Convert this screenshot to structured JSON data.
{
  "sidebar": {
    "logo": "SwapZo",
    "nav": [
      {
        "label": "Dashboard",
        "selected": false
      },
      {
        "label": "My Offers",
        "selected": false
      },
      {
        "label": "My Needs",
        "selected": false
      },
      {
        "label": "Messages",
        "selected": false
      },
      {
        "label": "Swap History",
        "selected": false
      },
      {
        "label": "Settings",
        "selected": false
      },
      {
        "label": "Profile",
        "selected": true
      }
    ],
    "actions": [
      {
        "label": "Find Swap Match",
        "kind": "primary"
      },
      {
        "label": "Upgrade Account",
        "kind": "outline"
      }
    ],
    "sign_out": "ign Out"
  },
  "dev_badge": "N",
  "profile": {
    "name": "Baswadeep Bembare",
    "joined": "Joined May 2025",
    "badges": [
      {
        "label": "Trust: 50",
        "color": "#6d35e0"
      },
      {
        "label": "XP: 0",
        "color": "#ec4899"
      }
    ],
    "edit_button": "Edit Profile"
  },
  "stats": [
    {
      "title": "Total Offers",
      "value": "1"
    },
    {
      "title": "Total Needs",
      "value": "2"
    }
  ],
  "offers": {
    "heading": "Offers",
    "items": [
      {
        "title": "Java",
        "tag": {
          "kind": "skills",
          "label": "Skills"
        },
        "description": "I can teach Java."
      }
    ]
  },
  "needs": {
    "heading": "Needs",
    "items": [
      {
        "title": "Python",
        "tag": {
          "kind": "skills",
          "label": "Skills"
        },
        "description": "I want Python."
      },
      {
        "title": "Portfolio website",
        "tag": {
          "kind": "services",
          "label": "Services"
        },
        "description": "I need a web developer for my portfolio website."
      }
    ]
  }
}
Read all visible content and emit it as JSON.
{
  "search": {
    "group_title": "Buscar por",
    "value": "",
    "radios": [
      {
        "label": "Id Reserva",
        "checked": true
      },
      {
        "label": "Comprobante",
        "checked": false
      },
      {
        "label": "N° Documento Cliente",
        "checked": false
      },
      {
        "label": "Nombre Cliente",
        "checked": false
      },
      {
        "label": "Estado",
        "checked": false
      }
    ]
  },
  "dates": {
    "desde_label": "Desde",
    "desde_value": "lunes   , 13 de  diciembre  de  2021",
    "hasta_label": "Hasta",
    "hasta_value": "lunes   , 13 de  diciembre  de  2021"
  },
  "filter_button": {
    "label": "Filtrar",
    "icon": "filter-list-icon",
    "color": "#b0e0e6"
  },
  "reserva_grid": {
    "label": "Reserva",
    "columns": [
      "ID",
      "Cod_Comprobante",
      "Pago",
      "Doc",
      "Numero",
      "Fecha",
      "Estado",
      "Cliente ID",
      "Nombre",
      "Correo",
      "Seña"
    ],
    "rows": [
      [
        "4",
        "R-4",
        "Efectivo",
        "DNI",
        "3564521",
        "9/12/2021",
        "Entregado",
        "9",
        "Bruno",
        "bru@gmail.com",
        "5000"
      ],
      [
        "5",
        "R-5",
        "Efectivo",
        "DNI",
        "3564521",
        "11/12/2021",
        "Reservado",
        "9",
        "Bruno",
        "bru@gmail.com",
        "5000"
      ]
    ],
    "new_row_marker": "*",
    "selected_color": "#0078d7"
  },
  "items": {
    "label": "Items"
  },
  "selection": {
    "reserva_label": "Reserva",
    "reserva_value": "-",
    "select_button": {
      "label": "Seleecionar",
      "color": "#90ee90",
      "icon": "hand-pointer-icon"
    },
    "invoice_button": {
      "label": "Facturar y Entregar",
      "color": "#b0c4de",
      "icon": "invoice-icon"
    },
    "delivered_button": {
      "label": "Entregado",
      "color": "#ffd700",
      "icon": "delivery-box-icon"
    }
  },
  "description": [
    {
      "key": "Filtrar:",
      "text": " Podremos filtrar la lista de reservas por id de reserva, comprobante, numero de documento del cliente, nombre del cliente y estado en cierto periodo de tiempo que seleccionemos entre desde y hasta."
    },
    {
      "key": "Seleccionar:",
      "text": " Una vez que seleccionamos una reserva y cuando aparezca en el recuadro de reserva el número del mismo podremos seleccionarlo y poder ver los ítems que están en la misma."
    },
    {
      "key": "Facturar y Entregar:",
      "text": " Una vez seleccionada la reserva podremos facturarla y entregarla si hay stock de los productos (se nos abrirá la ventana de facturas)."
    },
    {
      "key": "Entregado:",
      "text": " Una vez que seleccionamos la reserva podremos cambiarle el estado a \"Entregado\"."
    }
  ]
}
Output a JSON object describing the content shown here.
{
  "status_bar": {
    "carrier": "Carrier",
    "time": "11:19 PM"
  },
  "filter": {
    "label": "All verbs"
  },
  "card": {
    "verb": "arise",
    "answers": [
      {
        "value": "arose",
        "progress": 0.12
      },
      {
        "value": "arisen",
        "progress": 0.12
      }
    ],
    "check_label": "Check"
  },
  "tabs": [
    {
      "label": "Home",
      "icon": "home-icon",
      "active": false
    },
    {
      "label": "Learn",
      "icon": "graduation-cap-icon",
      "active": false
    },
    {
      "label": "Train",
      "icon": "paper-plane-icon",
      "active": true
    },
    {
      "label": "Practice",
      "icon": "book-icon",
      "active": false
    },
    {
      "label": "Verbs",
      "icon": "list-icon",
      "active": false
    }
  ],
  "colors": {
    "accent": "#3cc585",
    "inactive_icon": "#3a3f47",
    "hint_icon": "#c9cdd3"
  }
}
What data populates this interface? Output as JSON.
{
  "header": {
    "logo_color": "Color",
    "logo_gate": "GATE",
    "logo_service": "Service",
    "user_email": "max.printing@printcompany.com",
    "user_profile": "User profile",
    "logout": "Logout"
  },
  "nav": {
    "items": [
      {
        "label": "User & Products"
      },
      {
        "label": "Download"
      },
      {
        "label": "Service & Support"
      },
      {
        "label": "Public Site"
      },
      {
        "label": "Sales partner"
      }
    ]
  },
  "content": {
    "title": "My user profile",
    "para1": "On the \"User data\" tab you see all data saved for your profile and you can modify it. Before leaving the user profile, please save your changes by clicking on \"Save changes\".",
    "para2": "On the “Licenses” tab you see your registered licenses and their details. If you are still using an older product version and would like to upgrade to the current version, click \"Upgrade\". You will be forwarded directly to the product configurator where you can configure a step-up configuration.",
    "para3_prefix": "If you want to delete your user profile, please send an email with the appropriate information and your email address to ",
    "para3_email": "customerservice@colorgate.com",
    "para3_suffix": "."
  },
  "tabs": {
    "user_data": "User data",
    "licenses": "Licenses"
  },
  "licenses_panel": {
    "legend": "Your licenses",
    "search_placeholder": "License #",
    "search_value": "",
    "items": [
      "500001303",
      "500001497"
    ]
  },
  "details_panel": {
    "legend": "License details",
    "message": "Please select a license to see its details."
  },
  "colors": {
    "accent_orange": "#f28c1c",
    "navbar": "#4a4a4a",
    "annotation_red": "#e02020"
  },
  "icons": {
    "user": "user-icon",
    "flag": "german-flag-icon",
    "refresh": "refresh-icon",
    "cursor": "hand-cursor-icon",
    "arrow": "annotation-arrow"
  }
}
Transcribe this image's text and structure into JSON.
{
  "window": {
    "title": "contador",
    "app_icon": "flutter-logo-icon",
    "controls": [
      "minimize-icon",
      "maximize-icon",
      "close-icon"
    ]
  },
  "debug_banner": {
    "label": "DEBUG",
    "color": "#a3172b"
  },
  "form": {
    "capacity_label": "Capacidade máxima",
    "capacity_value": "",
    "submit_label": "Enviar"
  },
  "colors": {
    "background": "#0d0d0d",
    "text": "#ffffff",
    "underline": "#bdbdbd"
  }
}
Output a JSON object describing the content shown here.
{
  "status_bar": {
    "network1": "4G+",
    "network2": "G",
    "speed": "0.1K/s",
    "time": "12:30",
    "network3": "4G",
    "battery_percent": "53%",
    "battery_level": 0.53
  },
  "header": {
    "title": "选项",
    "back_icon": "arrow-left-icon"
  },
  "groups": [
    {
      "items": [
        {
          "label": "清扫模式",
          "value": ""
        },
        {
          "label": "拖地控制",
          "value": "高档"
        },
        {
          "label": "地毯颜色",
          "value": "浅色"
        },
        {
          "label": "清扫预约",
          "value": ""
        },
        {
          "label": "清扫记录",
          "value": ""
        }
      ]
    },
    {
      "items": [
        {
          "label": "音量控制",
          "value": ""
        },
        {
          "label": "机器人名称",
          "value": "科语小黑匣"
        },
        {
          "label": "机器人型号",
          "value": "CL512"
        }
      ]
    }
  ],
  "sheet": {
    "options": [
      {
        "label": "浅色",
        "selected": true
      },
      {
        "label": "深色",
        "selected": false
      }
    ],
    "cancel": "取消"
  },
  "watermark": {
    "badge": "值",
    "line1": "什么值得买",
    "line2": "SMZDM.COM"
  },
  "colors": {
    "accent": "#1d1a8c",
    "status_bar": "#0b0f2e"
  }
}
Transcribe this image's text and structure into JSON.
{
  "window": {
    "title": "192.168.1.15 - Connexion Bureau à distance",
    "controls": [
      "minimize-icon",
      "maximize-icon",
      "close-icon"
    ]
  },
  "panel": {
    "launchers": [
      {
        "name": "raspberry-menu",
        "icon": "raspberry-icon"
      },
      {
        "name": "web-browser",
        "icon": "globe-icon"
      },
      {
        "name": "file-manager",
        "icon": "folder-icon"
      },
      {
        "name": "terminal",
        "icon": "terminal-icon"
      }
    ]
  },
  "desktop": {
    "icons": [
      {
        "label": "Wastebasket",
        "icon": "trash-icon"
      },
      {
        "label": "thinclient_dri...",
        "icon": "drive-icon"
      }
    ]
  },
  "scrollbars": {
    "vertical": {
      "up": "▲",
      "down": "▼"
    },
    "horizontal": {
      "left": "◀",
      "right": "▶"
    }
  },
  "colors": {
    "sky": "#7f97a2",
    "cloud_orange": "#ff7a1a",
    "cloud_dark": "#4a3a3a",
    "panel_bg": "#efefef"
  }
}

┄┄┄┄┄┄

§ What the task requires: Which lines above contain "raspberry"? Show each of them.

§ Answer:
        "name": "raspberry-menu",
        "icon": "raspberry-icon"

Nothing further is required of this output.